A run of records
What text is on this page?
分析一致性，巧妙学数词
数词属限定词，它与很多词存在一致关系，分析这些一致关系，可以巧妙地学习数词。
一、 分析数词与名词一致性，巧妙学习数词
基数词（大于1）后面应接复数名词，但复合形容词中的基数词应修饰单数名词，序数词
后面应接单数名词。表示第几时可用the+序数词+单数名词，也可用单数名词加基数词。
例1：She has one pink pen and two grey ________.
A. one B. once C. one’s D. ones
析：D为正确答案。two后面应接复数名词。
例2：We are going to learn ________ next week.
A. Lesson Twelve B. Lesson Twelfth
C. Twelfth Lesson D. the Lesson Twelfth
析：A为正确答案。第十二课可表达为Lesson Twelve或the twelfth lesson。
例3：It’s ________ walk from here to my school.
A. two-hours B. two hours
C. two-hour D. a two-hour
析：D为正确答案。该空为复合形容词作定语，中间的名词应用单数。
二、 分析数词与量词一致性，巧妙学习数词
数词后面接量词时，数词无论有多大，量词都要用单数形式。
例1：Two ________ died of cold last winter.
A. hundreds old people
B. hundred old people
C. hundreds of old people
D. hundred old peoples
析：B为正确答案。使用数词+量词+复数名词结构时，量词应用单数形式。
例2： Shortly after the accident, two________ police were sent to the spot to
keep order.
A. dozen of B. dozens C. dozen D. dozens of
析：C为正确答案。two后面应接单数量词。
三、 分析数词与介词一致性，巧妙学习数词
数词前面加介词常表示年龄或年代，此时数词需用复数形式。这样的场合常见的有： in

[PROMPT] Write an exact transcription of every entry above.

[CORRECT RESULT]
What text is on this page?
分析一致性，巧妙学数词
数词属限定词，它与很多词存在一致关系，分析这些一致关系，可以巧妙地学习数词。
一、 分析数词与名词一致性，巧妙学习数词
基数词（大于1）后面应接复数名词，但复合形容词中的基数词应修饰单数名词，序数词
后面应接单数名词。表示第几时可用the+序数词+单数名词，也可用单数名词加基数词。
例1：She has one pink pen and two grey ________.
A. one B. once C. one’s D. ones
析：D为正确答案。two后面应接复数名词。
例2：We are going to learn ________ next week.
A. Lesson Twelve B. Lesson Twelfth
C. Twelfth Lesson D. the Lesson Twelfth
析：A为正确答案。第十二课可表达为Lesson Twelve或the twelfth lesson。
例3：It’s ________ walk from here to my school.
A. two-hours B. two hours
C. two-hour D. a two-hour
析：D为正确答案。该空为复合形容词作定语，中间的名词应用单数。
二、 分析数词与量词一致性，巧妙学习数词
数词后面接量词时，数词无论有多大，量词都要用单数形式。
例1：Two ________ died of cold last winter.
A. hundreds old people
B. hundred old people
C. hundreds of old people
D. hundred old peoples
析：B为正确答案。使用数词+量词+复数名词结构时，量词应用单数形式。
例2： Shortly after the accident, two________ police were sent to the spot to
keep order.
A. dozen of B. dozens C. dozen D. dozens of
析：C为正确答案。two后面应接单数量词。
三、 分析数词与介词一致性，巧妙学习数词
数词前面加介词常表示年龄或年代，此时数词需用复数形式。这样的场合常见的有： in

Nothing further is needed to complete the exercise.